◆ Stored rows ◆
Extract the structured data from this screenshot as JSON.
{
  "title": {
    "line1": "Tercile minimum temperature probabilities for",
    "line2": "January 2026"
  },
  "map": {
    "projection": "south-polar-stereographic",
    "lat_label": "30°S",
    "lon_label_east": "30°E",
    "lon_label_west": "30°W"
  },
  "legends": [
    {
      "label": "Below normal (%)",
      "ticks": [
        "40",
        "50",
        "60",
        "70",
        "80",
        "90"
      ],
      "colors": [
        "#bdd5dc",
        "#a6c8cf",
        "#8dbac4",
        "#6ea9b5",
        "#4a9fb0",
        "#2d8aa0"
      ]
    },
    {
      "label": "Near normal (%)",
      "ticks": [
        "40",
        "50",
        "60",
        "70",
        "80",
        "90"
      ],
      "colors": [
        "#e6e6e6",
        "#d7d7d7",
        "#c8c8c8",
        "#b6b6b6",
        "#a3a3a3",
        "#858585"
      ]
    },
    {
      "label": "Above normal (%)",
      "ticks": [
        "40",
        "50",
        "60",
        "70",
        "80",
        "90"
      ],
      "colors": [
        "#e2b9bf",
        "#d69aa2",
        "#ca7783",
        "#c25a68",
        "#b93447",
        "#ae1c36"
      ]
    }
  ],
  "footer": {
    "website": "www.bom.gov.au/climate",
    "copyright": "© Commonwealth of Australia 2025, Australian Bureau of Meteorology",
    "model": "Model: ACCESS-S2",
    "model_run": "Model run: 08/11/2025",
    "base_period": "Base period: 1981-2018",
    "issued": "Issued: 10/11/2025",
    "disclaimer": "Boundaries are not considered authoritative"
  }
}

◆ Task ◆
Repeat the preceding lines exactly, please, every one of them.

◆ Final result ◆
Extract the structured data from this screenshot as JSON.
{
  "title": {
    "line1": "Tercile minimum temperature probabilities for",
    "line2": "January 2026"
  },
  "map": {
    "projection": "south-polar-stereographic",
    "lat_label": "30°S",
    "lon_label_east": "30°E",
    "lon_label_west": "30°W"
  },
  "legends": [
    {
      "label": "Below normal (%)",
      "ticks": [
        "40",
        "50",
        "60",
        "70",
        "80",
        "90"
      ],
      "colors": [
        "#bdd5dc",
        "#a6c8cf",
        "#8dbac4",
        "#6ea9b5",
        "#4a9fb0",
        "#2d8aa0"
      ]
    },
    {
      "label": "Near normal (%)",
      "ticks": [
        "40",
        "50",
        "60",
        "70",
        "80",
        "90"
      ],
      "colors": [
        "#e6e6e6",
        "#d7d7d7",
        "#c8c8c8",
        "#b6b6b6",
        "#a3a3a3",
        "#858585"
      ]
    },
    {
      "label": "Above normal (%)",
      "ticks": [
        "40",
        "50",
        "60",
        "70",
        "80",
        "90"
      ],
      "colors": [
        "#e2b9bf",
        "#d69aa2",
        "#ca7783",
        "#c25a68",
        "#b93447",
        "#ae1c36"
      ]
    }
  ],
  "footer": {
    "website": "www.bom.gov.au/climate",
    "copyright": "© Commonwealth of Australia 2025, Australian Bureau of Meteorology",
    "model": "Model: ACCESS-S2",
    "model_run": "Model run: 08/11/2025",
    "base_period": "Base period: 1981-2018",
    "issued": "Issued: 10/11/2025",
    "disclaimer": "Boundaries are not considered authoritative"
  }
}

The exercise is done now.